Directions — Could you print every record below exactly as it appears?

[Start of Data to process]

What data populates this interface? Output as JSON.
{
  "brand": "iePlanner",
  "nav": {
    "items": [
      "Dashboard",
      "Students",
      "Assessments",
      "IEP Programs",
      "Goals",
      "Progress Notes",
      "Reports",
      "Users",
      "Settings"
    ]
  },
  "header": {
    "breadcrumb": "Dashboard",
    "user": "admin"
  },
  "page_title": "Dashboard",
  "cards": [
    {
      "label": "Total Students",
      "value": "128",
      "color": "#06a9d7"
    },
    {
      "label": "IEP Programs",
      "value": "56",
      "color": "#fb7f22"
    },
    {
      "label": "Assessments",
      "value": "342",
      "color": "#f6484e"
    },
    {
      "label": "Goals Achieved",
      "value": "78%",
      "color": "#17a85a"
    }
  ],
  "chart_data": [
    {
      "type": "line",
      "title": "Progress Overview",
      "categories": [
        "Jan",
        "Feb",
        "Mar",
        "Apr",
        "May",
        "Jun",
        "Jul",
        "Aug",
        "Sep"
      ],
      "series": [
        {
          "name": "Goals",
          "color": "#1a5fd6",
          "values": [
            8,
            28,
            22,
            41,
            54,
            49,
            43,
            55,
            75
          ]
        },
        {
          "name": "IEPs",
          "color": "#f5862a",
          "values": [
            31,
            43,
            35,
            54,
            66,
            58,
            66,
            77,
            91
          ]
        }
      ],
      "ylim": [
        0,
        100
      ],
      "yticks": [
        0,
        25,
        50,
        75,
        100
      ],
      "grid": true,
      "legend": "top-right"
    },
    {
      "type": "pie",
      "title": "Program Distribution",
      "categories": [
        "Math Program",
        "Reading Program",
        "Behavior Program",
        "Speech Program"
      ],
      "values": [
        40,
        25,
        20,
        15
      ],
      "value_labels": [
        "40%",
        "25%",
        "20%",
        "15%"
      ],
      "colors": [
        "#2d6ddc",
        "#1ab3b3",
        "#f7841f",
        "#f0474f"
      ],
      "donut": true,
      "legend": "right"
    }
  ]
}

[End of Data to process]

Worked solution —
What data populates this interface? Output as JSON.
{
  "brand": "iePlanner",
  "nav": {
    "items": [
      "Dashboard",
      "Students",
      "Assessments",
      "IEP Programs",
      "Goals",
      "Progress Notes",
      "Reports",
      "Users",
      "Settings"
    ]
  },
  "header": {
    "breadcrumb": "Dashboard",
    "user": "admin"
  },
  "page_title": "Dashboard",
  "cards": [
    {
      "label": "Total Students",
      "value": "128",
      "color": "#06a9d7"
    },
    {
      "label": "IEP Programs",
      "value": "56",
      "color": "#fb7f22"
    },
    {
      "label": "Assessments",
      "value": "342",
      "color": "#f6484e"
    },
    {
      "label": "Goals Achieved",
      "value": "78%",
      "color": "#17a85a"
    }
  ],
  "chart_data": [
    {
      "type": "line",
      "title": "Progress Overview",
      "categories": [
        "Jan",
        "Feb",
        "Mar",
        "Apr",
        "May",
        "Jun",
        "Jul",
        "Aug",
        "Sep"
      ],
      "series": [
        {
          "name": "Goals",
          "color": "#1a5fd6",
          "values": [
            8,
            28,
            22,
            41,
            54,
            49,
            43,
            55,
            75
          ]
        },
        {
          "name": "IEPs",
          "color": "#f5862a",
          "values": [
            31,
            43,
            35,
            54,
            66,
            58,
            66,
            77,
            91
          ]
        }
      ],
      "ylim": [
        0,
        100
      ],
      "yticks": [
        0,
        25,
        50,
        75,
        100
      ],
      "grid": true,
      "legend": "top-right"
    },
    {
      "type": "pie",
      "title": "Program Distribution",
      "categories": [
        "Math Program",
        "Reading Program",
        "Behavior Program",
        "Speech Program"
      ],
      "values": [
        40,
        25,
        20,
        15
      ],
      "value_labels": [
        "40%",
        "25%",
        "20%",
        "15%"
      ],
      "colors": [
        "#2d6ddc",
        "#1ab3b3",
        "#f7841f",
        "#f0474f"
      ],
      "donut": true,
      "legend": "right"
    }
  ]
}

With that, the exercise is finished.